Data shown.
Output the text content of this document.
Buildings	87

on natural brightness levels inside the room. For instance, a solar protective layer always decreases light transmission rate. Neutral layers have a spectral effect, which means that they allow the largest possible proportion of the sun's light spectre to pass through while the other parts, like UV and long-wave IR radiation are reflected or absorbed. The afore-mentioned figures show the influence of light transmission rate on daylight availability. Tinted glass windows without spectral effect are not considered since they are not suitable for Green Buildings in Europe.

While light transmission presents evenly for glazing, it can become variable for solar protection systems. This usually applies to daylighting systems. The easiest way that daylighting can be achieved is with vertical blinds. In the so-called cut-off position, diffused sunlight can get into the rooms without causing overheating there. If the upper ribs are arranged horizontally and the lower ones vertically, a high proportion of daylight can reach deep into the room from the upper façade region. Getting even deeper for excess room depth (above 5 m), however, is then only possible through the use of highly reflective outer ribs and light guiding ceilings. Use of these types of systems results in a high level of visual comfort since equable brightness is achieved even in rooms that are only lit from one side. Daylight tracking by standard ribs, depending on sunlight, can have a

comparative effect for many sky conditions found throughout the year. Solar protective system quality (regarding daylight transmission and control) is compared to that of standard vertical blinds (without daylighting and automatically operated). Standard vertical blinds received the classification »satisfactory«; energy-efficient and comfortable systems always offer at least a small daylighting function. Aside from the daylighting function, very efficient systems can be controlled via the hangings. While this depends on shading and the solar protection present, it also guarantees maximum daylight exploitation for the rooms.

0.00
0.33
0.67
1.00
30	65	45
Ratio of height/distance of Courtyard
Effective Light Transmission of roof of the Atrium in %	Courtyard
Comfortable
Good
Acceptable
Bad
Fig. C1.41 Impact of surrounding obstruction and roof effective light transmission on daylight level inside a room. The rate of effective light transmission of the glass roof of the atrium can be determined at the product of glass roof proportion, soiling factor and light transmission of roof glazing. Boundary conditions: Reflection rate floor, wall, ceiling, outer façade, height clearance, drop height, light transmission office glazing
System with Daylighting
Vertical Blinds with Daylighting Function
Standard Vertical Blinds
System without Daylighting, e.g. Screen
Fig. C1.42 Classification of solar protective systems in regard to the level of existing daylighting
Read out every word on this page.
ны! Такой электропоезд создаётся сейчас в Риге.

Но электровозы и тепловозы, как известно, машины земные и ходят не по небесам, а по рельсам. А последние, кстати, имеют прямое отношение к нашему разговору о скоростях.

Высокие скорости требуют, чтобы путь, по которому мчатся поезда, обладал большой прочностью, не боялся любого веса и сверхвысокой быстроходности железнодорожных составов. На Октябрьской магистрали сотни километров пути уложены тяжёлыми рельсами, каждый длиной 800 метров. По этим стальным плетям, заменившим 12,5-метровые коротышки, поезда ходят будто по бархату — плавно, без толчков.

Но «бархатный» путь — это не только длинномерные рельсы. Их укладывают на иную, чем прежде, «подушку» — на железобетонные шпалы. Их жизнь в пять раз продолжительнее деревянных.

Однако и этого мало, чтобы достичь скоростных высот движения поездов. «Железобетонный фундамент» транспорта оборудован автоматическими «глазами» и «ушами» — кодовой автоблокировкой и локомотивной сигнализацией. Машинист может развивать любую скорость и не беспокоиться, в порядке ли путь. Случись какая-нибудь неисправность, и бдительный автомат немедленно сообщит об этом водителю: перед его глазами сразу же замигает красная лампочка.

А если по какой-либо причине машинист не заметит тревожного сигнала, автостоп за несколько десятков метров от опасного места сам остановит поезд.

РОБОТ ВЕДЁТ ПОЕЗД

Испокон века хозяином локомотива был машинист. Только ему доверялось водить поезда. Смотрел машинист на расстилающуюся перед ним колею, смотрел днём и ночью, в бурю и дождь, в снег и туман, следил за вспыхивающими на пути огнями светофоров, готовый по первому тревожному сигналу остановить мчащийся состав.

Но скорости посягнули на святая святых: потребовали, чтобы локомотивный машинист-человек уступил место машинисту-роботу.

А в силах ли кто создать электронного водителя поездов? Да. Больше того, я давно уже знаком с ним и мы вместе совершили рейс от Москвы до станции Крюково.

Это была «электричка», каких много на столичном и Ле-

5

Your objective. In how many lines does the word "скорости" appear? Respond with the number alone.

Exercise response. 2